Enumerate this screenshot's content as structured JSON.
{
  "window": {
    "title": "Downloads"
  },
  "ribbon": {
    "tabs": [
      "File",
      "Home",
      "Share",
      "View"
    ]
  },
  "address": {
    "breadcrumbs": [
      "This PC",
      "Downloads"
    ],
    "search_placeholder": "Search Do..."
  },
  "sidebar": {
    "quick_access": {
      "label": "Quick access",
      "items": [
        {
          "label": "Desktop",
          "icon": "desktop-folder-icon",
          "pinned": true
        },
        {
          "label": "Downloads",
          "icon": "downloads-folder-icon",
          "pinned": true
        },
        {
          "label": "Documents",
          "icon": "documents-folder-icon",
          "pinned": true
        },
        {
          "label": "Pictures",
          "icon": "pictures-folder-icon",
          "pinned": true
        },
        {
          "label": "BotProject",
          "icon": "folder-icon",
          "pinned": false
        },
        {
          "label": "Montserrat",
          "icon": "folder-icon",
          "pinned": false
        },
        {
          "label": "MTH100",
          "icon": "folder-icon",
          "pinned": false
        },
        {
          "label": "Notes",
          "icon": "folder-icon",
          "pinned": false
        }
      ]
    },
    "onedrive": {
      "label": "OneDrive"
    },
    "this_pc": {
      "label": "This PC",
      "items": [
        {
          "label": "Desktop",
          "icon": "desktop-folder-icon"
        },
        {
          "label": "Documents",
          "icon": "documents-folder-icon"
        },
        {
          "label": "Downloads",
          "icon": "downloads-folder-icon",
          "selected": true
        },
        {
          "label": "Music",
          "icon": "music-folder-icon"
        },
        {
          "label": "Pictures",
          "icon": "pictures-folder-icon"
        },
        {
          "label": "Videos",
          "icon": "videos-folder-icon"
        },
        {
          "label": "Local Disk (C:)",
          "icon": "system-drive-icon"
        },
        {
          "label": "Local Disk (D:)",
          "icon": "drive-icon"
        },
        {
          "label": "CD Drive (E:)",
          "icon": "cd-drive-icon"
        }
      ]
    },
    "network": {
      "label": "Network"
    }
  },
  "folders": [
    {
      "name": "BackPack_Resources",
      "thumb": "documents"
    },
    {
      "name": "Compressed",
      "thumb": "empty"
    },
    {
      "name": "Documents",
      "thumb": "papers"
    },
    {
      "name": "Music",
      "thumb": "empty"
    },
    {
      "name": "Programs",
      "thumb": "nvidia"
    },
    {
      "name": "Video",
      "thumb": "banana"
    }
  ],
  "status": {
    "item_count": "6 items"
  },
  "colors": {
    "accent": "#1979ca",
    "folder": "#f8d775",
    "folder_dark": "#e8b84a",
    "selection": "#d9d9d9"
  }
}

----

Short exercise:
Quote the entire listing above exactly.

Finished task:
Enumerate this screenshot's content as structured JSON.
{
  "window": {
    "title": "Downloads"
  },
  "ribbon": {
    "tabs": [
      "File",
      "Home",
      "Share",
      "View"
    ]
  },
  "address": {
    "breadcrumbs": [
      "This PC",
      "Downloads"
    ],
    "search_placeholder": "Search Do..."
  },
  "sidebar": {
    "quick_access": {
      "label": "Quick access",
      "items": [
        {
          "label": "Desktop",
          "icon": "desktop-folder-icon",
          "pinned": true
        },
        {
          "label": "Downloads",
          "icon": "downloads-folder-icon",
          "pinned": true
        },
        {
          "label": "Documents",
          "icon": "documents-folder-icon",
          "pinned": true
        },
        {
          "label": "Pictures",
          "icon": "pictures-folder-icon",
          "pinned": true
        },
        {
          "label": "BotProject",
          "icon": "folder-icon",
          "pinned": false
        },
        {
          "label": "Montserrat",
          "icon": "folder-icon",
          "pinned": false
        },
        {
          "label": "MTH100",
          "icon": "folder-icon",
          "pinned": false
        },
        {
          "label": "Notes",
          "icon": "folder-icon",
          "pinned": false
        }
      ]
    },
    "onedrive": {
      "label": "OneDrive"
    },
    "this_pc": {
      "label": "This PC",
      "items": [
        {
          "label": "Desktop",
          "icon": "desktop-folder-icon"
        },
        {
          "label": "Documents",
          "icon": "documents-folder-icon"
        },
        {
          "label": "Downloads",
          "icon": "downloads-folder-icon",
          "selected": true
        },
        {
          "label": "Music",
          "icon": "music-folder-icon"
        },
        {
          "label": "Pictures",
          "icon": "pictures-folder-icon"
        },
        {
          "label": "Videos",
          "icon": "videos-folder-icon"
        },
        {
          "label": "Local Disk (C:)",
          "icon": "system-drive-icon"
        },
        {
          "label": "Local Disk (D:)",
          "icon": "drive-icon"
        },
        {
          "label": "CD Drive (E:)",
          "icon": "cd-drive-icon"
        }
      ]
    },
    "network": {
      "label": "Network"
    }
  },
  "folders": [
    {
      "name": "BackPack_Resources",
      "thumb": "documents"
    },
    {
      "name": "Compressed",
      "thumb": "empty"
    },
    {
      "name": "Documents",
      "thumb": "papers"
    },
    {
      "name": "Music",
      "thumb": "empty"
    },
    {
      "name": "Programs",
      "thumb": "nvidia"
    },
    {
      "name": "Video",
      "thumb": "banana"
    }
  ],
  "status": {
    "item_count": "6 items"
  },
  "colors": {
    "accent": "#1979ca",
    "folder": "#f8d775",
    "folder_dark": "#e8b84a",
    "selection": "#d9d9d9"
  }
}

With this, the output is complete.